● Challenge: Output every entry exactly as written, but omit the pictures.
Data shown start
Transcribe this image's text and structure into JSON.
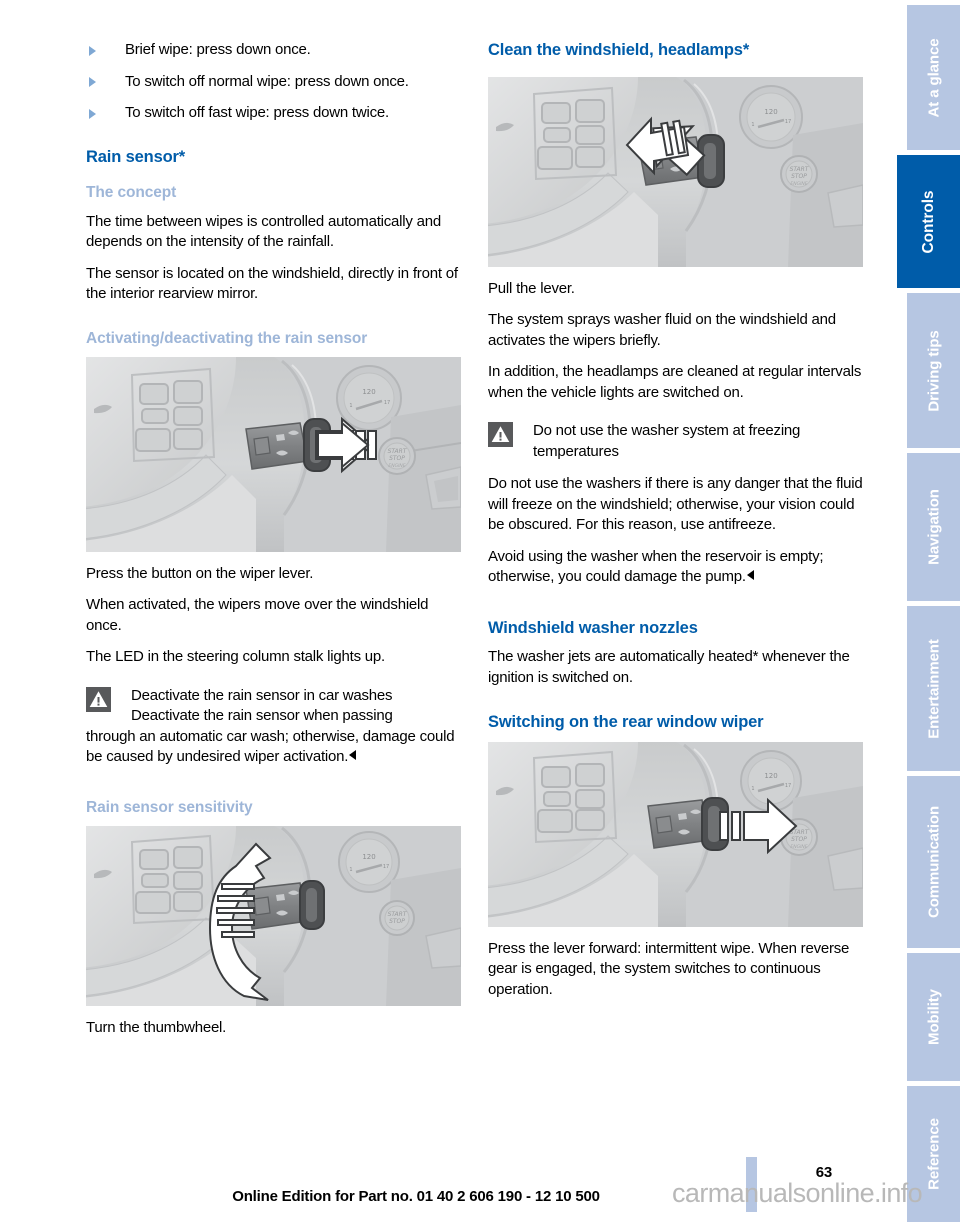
{
  "document": {
    "page_number": "63",
    "footer_line": "Online Edition for Part no. 01 40 2 606 190 - 12 10 500",
    "watermark": "carmanualsonline.info",
    "accent_heading_color": "#005ca9",
    "subheading_color": "#9eb6d8",
    "tab_inactive_color": "#b6c6e2",
    "tab_active_color": "#005ca9"
  },
  "left_column": {
    "bullets": [
      "Brief wipe: press down once.",
      "To switch off normal wipe: press down once.",
      "To switch off fast wipe: press down twice."
    ],
    "heading_rain_sensor": "Rain sensor*",
    "heading_the_concept": "The concept",
    "concept_p1": "The time between wipes is controlled automatically and depends on the intensity of the rainfall.",
    "concept_p2": "The sensor is located on the windshield, directly in front of the interior rearview mirror.",
    "heading_activating": "Activating/deactivating the rain sensor",
    "figure_activating_alt": "Steering wheel with wiper lever, white arrow pointing left at the lever button",
    "after_fig_p1": "Press the button on the wiper lever.",
    "after_fig_p2": "When activated, the wipers move over the windshield once.",
    "after_fig_p3": "The LED in the steering column stalk lights up.",
    "warning": {
      "icon": "warning-triangle-icon",
      "title": "Deactivate the rain sensor in car washes",
      "body_lead": "Deactivate the rain sensor when passing",
      "body_rest": "through an automatic car wash; otherwise, damage could be caused by undesired wiper activation."
    },
    "heading_sensitivity": "Rain sensor sensitivity",
    "figure_sensitivity_alt": "Steering wheel with wiper lever, white double arrow showing thumbwheel rotation up and down",
    "sensitivity_caption": "Turn the thumbwheel."
  },
  "right_column": {
    "heading_clean": "Clean the windshield, headlamps*",
    "figure_clean_alt": "Steering wheel with wiper lever, white arrow pointing left toward the driver",
    "clean_p1": "Pull the lever.",
    "clean_p2": "The system sprays washer fluid on the windshield and activates the wipers briefly.",
    "clean_p3": "In addition, the headlamps are cleaned at regular intervals when the vehicle lights are switched on.",
    "warning": {
      "icon": "warning-triangle-icon",
      "title": "Do not use the washer system at freezing temperatures",
      "body_p1": "Do not use the washers if there is any danger that the fluid will freeze on the windshield; otherwise, your vision could be obscured. For this reason, use antifreeze.",
      "body_p2": "Avoid using the washer when the reservoir is empty; otherwise, you could damage the pump."
    },
    "heading_nozzles": "Windshield washer nozzles",
    "nozzles_p1": "The washer jets are automatically heated* whenever the ignition is switched on.",
    "heading_rear_wiper": "Switching on the rear window wiper",
    "figure_rear_wiper_alt": "Steering wheel with wiper lever, white arrow pointing right toward the start stop button",
    "rear_wiper_caption": "Press the lever forward: intermittent wipe. When reverse gear is engaged, the system switches to continuous operation."
  },
  "tabs": [
    {
      "label": "At a glance",
      "active": false
    },
    {
      "label": "Controls",
      "active": true
    },
    {
      "label": "Driving tips",
      "active": false
    },
    {
      "label": "Navigation",
      "active": false
    },
    {
      "label": "Entertainment",
      "active": false
    },
    {
      "label": "Communication",
      "active": false
    },
    {
      "label": "Mobility",
      "active": false
    },
    {
      "label": "Reference",
      "active": false
    }
  ]
}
Data shown end
● Answer for this exercise:
Transcribe this image's text and structure into JSON.
{
  "document": {
    "page_number": "63",
    "footer_line": "Online Edition for Part no. 01 40 2 606 190 - 12 10 500",
    "watermark": "carmanualsonline.info",
    "accent_heading_color": "#005ca9",
    "subheading_color": "#9eb6d8",
    "tab_inactive_color": "#b6c6e2",
    "tab_active_color": "#005ca9"
  },
  "left_column": {
    "bullets": [
      "Brief wipe: press down once.",
      "To switch off normal wipe: press down once.",
      "To switch off fast wipe: press down twice."
    ],
    "heading_rain_sensor": "Rain sensor*",
    "heading_the_concept": "The concept",
    "concept_p1": "The time between wipes is controlled automatically and depends on the intensity of the rainfall.",
    "concept_p2": "The sensor is located on the windshield, directly in front of the interior rearview mirror.",
    "heading_activating": "Activating/deactivating the rain sensor",
    "figure_activating_alt": "Steering wheel with wiper lever, white arrow pointing left at the lever button",
    "after_fig_p1": "Press the button on the wiper lever.",
    "after_fig_p2": "When activated, the wipers move over the windshield once.",
    "after_fig_p3": "The LED in the steering column stalk lights up.",
    "warning": {
      "icon": "warning-triangle-icon",
      "title": "Deactivate the rain sensor in car washes",
      "body_lead": "Deactivate the rain sensor when passing",
      "body_rest": "through an automatic car wash; otherwise, damage could be caused by undesired wiper activation."
    },
    "heading_sensitivity": "Rain sensor sensitivity",
    "figure_sensitivity_alt": "Steering wheel with wiper lever, white double arrow showing thumbwheel rotation up and down",
    "sensitivity_caption": "Turn the thumbwheel."
  },
  "right_column": {
    "heading_clean": "Clean the windshield, headlamps*",
    "figure_clean_alt": "Steering wheel with wiper lever, white arrow pointing left toward the driver",
    "clean_p1": "Pull the lever.",
    "clean_p2": "The system sprays washer fluid on the windshield and activates the wipers briefly.",
    "clean_p3": "In addition, the headlamps are cleaned at regular intervals when the vehicle lights are switched on.",
    "warning": {
      "icon": "warning-triangle-icon",
      "title": "Do not use the washer system at freezing temperatures",
      "body_p1": "Do not use the washers if there is any danger that the fluid will freeze on the windshield; otherwise, your vision could be obscured. For this reason, use antifreeze.",
      "body_p2": "Avoid using the washer when the reservoir is empty; otherwise, you could damage the pump."
    },
    "heading_nozzles": "Windshield washer nozzles",
    "nozzles_p1": "The washer jets are automatically heated* whenever the ignition is switched on.",
    "heading_rear_wiper": "Switching on the rear window wiper",
    "figure_rear_wiper_alt": "Steering wheel with wiper lever, white arrow pointing right toward the start stop button",
    "rear_wiper_caption": "Press the lever forward: intermittent wipe. When reverse gear is engaged, the system switches to continuous operation."
  },
  "tabs": [
    {
      "label": "At a glance",
      "active": false
    },
    {
      "label": "Controls",
      "active": true
    },
    {
      "label": "Driving tips",
      "active": false
    },
    {
      "label": "Navigation",
      "active": false
    },
    {
      "label": "Entertainment",
      "active": false
    },
    {
      "label": "Communication",
      "active": false
    },
    {
      "label": "Mobility",
      "active": false
    },
    {
      "label": "Reference",
      "active": false
    }
  ]
}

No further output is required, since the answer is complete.